··· Data listing ···

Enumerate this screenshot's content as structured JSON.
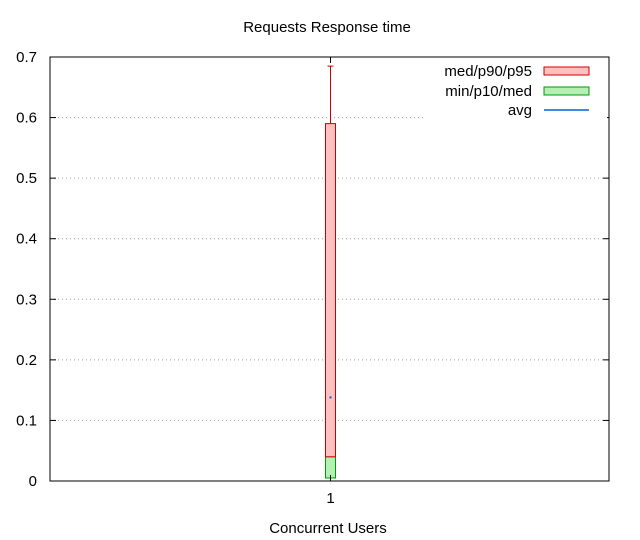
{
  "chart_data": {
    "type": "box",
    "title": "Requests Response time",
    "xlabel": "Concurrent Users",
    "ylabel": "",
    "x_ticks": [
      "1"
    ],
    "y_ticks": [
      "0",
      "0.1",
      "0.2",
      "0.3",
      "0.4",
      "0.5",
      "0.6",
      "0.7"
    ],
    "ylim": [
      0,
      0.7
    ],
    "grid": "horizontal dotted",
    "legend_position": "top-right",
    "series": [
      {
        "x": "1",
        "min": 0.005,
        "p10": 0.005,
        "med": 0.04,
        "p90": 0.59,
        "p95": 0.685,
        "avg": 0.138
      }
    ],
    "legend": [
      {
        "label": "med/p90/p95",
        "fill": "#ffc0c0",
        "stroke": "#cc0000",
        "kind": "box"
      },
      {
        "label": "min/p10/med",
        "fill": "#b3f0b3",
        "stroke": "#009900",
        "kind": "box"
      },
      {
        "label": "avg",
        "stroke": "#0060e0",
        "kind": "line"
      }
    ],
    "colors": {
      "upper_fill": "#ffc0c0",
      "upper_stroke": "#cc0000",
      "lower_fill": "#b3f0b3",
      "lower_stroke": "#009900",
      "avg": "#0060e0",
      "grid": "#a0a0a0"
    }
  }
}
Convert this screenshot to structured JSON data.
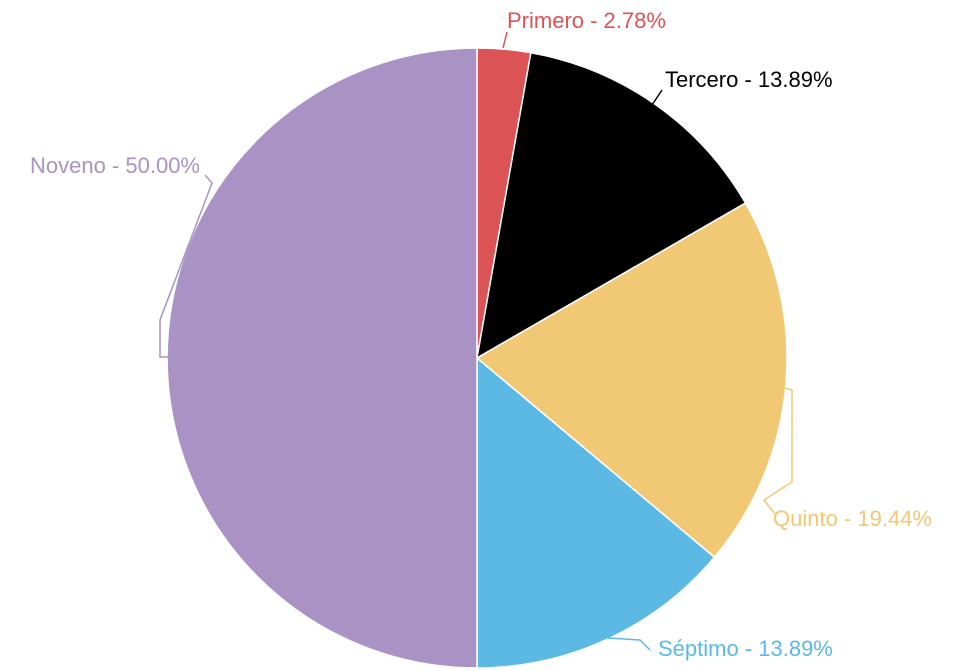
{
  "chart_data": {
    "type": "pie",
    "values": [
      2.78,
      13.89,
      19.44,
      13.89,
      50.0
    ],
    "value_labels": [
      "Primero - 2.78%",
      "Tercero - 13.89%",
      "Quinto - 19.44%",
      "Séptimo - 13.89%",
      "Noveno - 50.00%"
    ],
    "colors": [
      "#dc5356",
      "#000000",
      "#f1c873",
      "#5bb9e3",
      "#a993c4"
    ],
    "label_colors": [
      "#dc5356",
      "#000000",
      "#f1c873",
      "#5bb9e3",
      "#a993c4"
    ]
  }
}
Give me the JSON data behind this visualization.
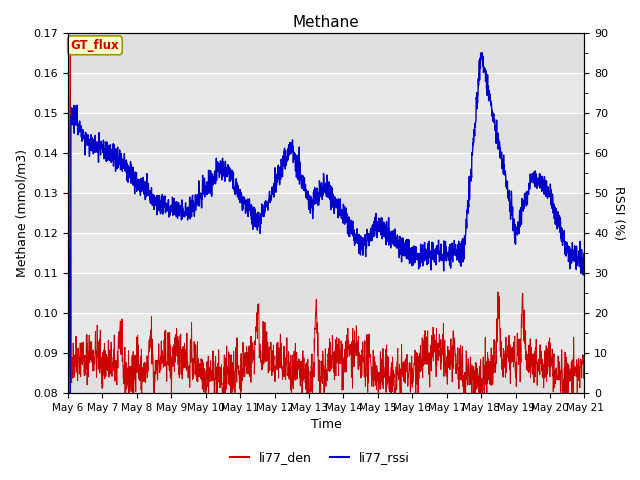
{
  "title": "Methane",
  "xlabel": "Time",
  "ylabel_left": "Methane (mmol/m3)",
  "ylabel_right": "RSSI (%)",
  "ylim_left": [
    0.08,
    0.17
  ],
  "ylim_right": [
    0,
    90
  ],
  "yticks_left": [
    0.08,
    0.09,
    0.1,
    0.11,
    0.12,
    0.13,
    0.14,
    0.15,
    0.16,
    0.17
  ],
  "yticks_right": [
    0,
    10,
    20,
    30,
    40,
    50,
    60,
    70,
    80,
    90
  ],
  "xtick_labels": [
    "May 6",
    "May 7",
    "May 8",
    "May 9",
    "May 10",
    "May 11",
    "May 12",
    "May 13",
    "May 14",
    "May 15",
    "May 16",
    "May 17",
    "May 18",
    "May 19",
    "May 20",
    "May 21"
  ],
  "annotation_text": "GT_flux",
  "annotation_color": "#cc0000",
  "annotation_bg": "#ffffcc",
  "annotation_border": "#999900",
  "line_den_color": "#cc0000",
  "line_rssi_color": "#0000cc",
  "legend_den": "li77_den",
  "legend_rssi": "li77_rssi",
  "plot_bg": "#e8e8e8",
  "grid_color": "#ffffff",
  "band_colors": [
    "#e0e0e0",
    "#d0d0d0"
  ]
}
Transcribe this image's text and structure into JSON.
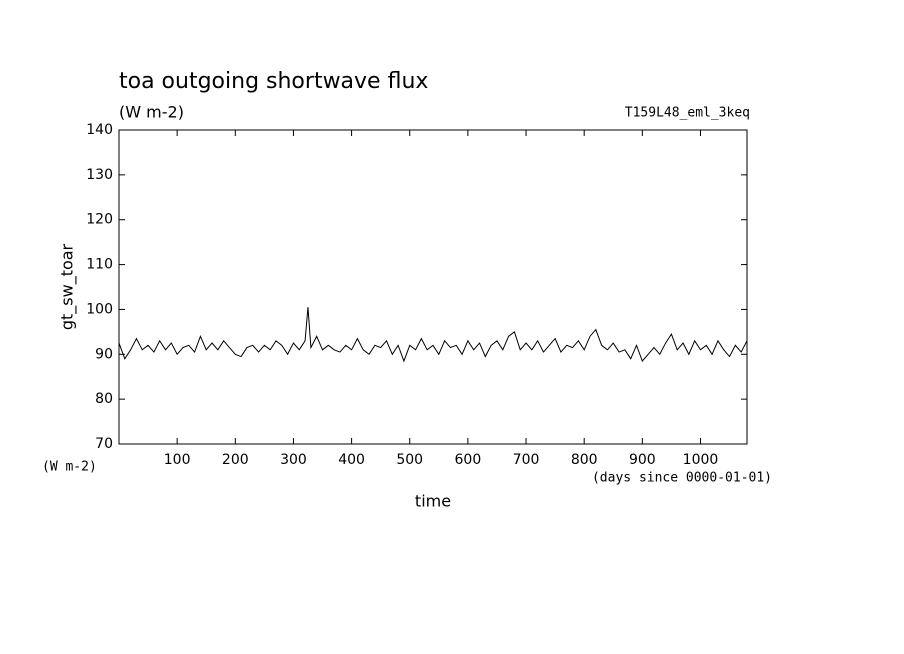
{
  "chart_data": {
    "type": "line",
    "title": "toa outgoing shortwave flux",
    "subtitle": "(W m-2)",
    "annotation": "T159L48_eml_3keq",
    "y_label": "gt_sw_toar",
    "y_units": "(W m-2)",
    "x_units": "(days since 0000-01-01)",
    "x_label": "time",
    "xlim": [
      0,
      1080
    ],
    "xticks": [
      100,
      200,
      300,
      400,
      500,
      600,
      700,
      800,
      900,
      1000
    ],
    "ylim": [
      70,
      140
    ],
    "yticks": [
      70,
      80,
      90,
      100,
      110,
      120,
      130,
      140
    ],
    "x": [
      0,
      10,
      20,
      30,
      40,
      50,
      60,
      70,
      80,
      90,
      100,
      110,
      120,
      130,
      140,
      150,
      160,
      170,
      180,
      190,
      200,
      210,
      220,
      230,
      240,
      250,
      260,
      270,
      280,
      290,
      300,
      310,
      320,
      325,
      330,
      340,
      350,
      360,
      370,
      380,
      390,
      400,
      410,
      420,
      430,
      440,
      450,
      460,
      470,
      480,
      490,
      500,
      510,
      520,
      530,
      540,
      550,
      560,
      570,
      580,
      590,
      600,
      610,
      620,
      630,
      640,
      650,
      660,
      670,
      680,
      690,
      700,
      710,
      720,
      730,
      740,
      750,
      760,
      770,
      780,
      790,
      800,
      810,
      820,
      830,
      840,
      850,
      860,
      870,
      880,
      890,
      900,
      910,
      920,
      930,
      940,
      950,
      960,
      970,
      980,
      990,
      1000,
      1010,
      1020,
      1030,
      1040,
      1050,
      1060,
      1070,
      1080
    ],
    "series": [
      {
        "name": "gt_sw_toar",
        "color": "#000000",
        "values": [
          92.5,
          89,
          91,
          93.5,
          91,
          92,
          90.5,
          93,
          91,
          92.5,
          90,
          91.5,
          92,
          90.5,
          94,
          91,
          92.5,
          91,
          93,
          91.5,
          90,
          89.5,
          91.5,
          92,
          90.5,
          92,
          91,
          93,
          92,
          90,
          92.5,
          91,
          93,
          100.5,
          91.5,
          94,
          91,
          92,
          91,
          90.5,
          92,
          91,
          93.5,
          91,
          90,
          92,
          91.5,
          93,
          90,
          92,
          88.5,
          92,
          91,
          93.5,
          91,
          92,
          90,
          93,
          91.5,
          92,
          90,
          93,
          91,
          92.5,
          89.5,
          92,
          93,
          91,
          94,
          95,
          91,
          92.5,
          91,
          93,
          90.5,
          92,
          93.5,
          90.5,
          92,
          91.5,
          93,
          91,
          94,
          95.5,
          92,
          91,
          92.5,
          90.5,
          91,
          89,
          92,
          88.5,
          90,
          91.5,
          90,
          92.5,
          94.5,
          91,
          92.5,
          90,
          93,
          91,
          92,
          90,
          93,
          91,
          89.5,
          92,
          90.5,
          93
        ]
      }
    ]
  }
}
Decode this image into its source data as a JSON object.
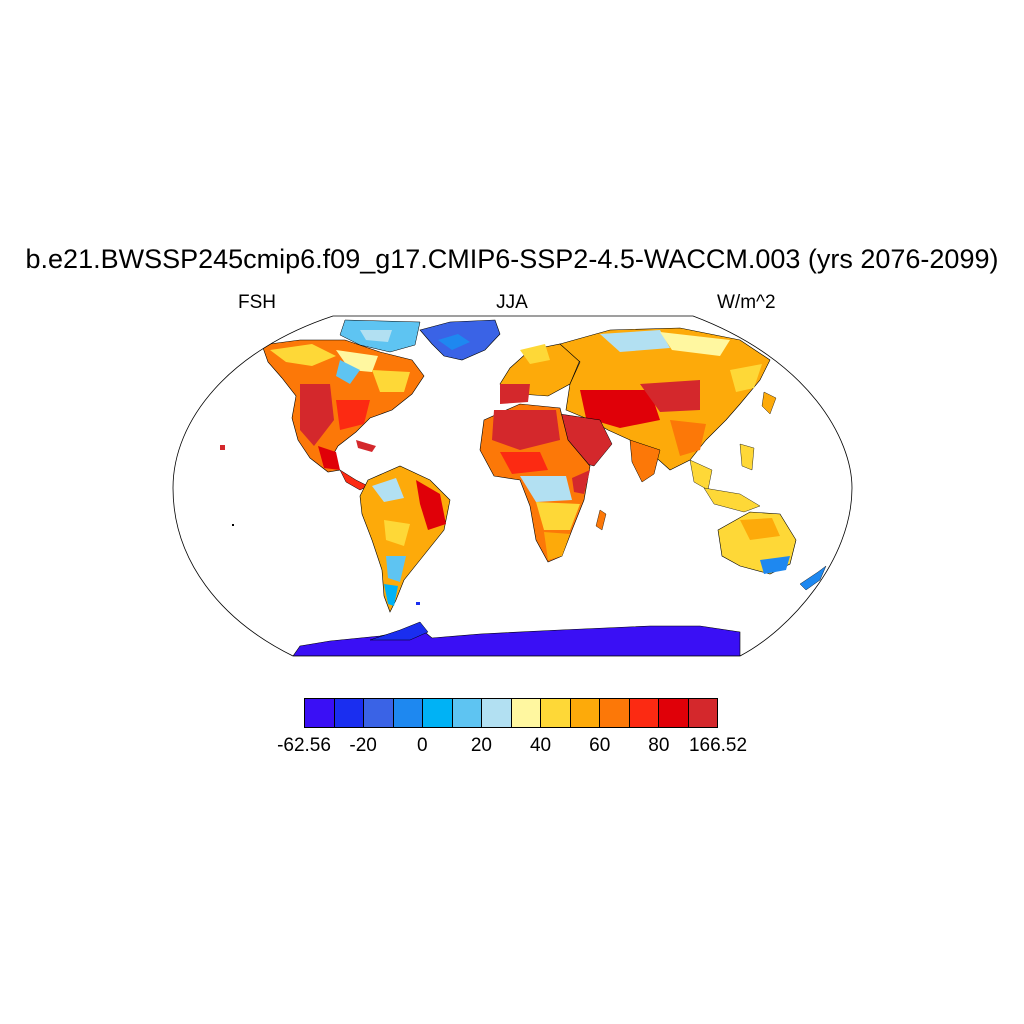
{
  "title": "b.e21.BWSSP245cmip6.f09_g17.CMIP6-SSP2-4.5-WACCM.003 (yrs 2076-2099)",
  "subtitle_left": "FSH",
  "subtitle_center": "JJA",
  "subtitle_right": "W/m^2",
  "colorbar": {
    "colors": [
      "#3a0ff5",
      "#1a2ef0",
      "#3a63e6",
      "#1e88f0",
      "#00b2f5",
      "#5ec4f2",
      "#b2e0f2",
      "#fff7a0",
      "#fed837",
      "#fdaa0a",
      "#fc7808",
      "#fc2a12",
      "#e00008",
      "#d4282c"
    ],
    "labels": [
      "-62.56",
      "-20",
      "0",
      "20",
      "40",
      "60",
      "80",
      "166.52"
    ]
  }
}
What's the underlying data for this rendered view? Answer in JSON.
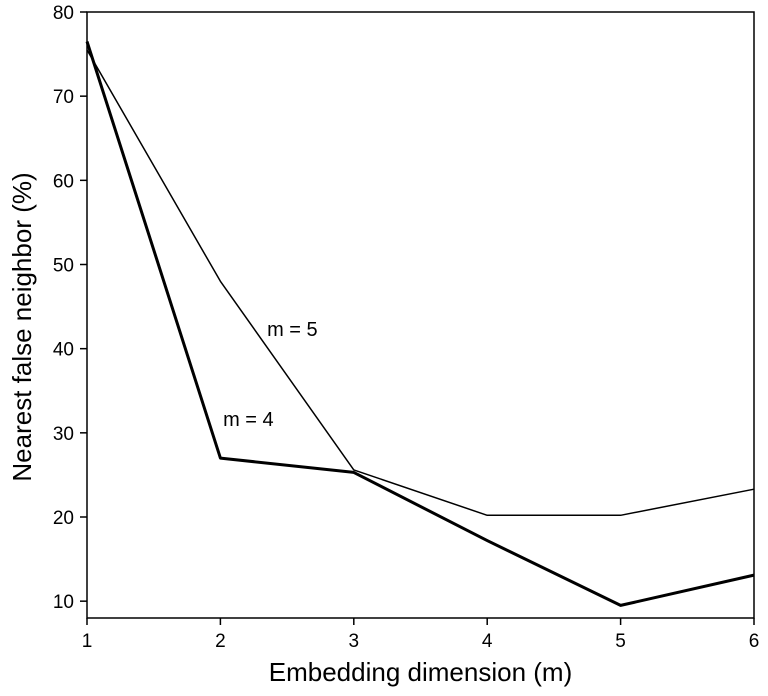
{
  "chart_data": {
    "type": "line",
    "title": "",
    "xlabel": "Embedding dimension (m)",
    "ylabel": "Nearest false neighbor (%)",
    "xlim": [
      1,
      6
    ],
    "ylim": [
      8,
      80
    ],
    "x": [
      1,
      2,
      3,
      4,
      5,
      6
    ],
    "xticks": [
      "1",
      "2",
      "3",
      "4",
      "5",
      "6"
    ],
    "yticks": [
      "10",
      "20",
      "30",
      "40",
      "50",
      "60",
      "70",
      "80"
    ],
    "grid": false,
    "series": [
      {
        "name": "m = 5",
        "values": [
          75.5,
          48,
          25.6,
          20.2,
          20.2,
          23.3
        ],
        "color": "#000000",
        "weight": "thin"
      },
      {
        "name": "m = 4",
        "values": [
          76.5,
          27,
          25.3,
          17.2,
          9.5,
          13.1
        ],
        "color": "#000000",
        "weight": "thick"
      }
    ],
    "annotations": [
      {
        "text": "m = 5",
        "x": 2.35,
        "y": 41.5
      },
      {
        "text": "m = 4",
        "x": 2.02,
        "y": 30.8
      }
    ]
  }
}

···

Return every line containing "structured".

Enumerate this screenshot's content as structured JSON.
Convert this screenshot to structured JSON data.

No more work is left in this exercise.